*EXERCISE AIM:* Check each line below for the word "this" and give the number of lines that have it, nothing more.

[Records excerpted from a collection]
++++++++++

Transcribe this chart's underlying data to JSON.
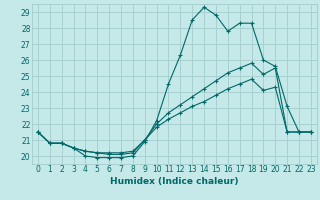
{
  "xlabel": "Humidex (Indice chaleur)",
  "background_color": "#c5e8e8",
  "grid_color": "#a8d0d0",
  "line_color": "#006868",
  "xlim": [
    -0.5,
    23.5
  ],
  "ylim": [
    19.5,
    29.5
  ],
  "yticks": [
    20,
    21,
    22,
    23,
    24,
    25,
    26,
    27,
    28,
    29
  ],
  "xticks": [
    0,
    1,
    2,
    3,
    4,
    5,
    6,
    7,
    8,
    9,
    10,
    11,
    12,
    13,
    14,
    15,
    16,
    17,
    18,
    19,
    20,
    21,
    22,
    23
  ],
  "line1": [
    21.5,
    20.8,
    20.8,
    20.5,
    20.0,
    19.9,
    19.9,
    19.9,
    20.0,
    20.9,
    22.2,
    24.5,
    26.3,
    28.5,
    29.3,
    28.8,
    27.8,
    28.3,
    28.3,
    26.0,
    25.6,
    23.1,
    21.5,
    21.5
  ],
  "line2": [
    21.5,
    20.8,
    20.8,
    20.5,
    20.3,
    20.2,
    20.2,
    20.2,
    20.3,
    21.0,
    22.0,
    22.7,
    23.2,
    23.7,
    24.2,
    24.7,
    25.2,
    25.5,
    25.8,
    25.1,
    25.5,
    21.5,
    21.5,
    21.5
  ],
  "line3": [
    21.5,
    20.8,
    20.8,
    20.5,
    20.3,
    20.2,
    20.1,
    20.1,
    20.2,
    21.0,
    21.8,
    22.3,
    22.7,
    23.1,
    23.4,
    23.8,
    24.2,
    24.5,
    24.8,
    24.1,
    24.3,
    21.5,
    21.5,
    21.5
  ]
}
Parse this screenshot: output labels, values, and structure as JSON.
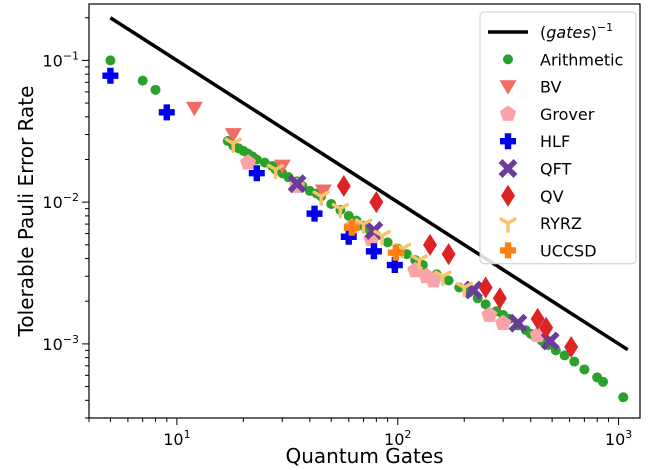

++++++++++

*THE SOLUTION:* 2